- Exercise directions -
In the entries below, count every line with the word "this". Return only the count.

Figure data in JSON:
-- START --

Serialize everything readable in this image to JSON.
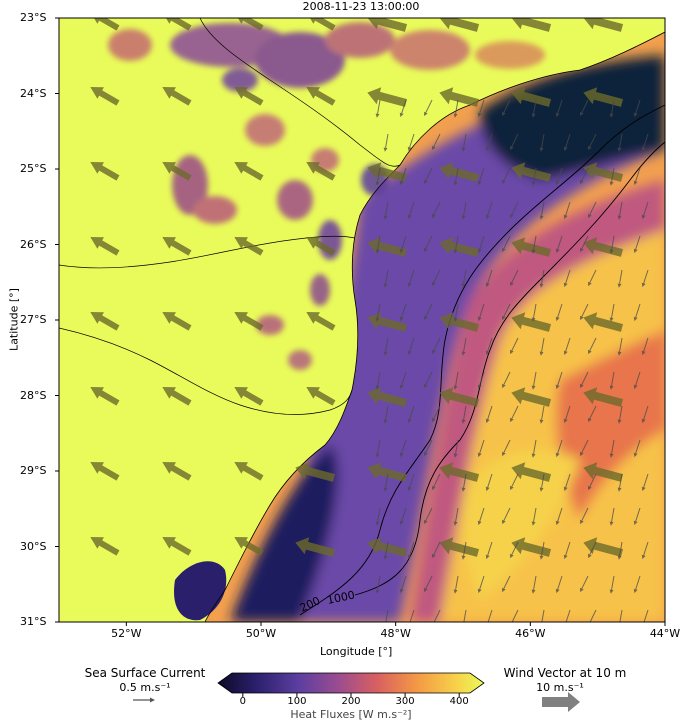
{
  "title": "2008-11-23 13:00:00",
  "axes": {
    "xlabel": "Longitude [°]",
    "ylabel": "Latitude [°]",
    "lon_ticks": [
      "52°W",
      "50°W",
      "48°W",
      "46°W",
      "44°W"
    ],
    "lat_ticks": [
      "23°S",
      "24°S",
      "25°S",
      "26°S",
      "27°S",
      "28°S",
      "29°S",
      "30°S",
      "31°S"
    ],
    "lon_range": [
      -53.0,
      -44.0
    ],
    "lat_range": [
      -31.0,
      -23.0
    ]
  },
  "isobaths": {
    "labels": [
      "200",
      "1000"
    ]
  },
  "colorbar": {
    "label": "Heat Fluxes [W m.s⁻²]",
    "ticks": [
      "0",
      "100",
      "200",
      "300",
      "400"
    ],
    "range": [
      -20,
      420
    ],
    "colors": [
      "#0d0a26",
      "#2a1f6b",
      "#5b3ea0",
      "#9a4c90",
      "#d96060",
      "#f49a45",
      "#f7d34a",
      "#e9fb5a"
    ]
  },
  "legend": {
    "current_title": "Sea Surface Current",
    "current_scale": "0.5 m.s⁻¹",
    "wind_title": "Wind Vector at 10 m",
    "wind_scale": "10 m.s⁻¹"
  },
  "colors": {
    "land": "#e9fb5a",
    "wind_arrow": "#6b6a2a",
    "current_arrow": "#4a4a4a"
  }
}
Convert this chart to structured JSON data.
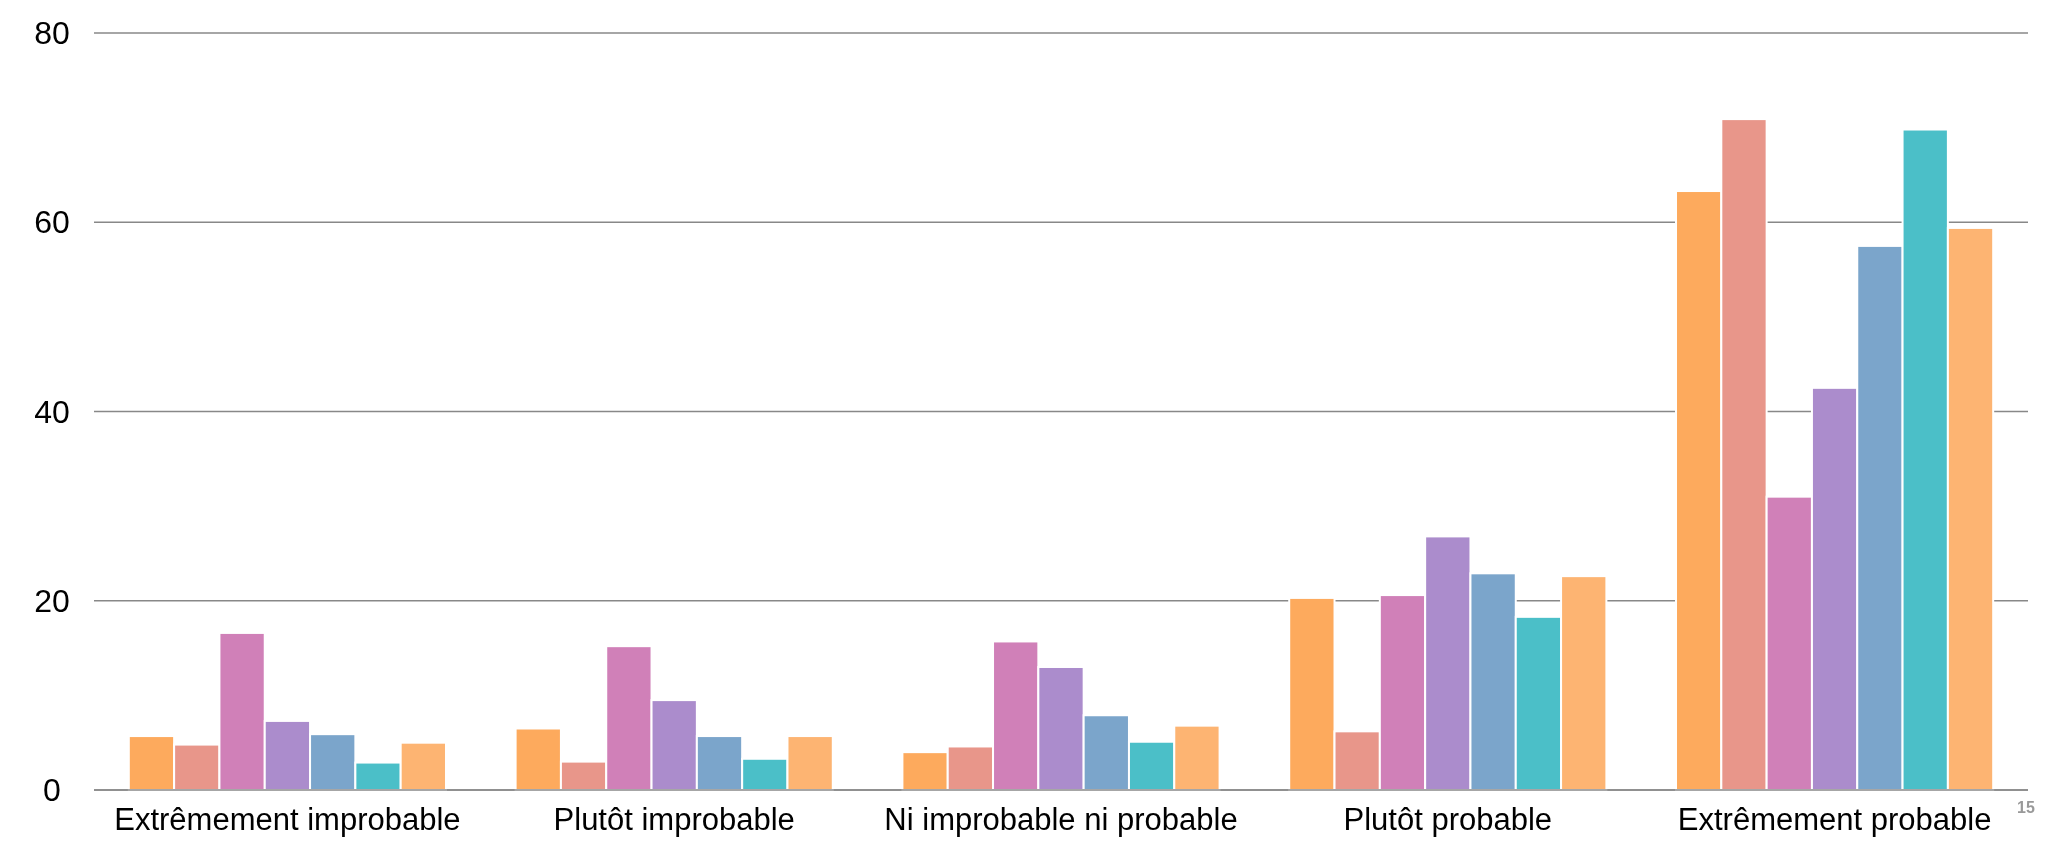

-- END --

- Problem solution -
2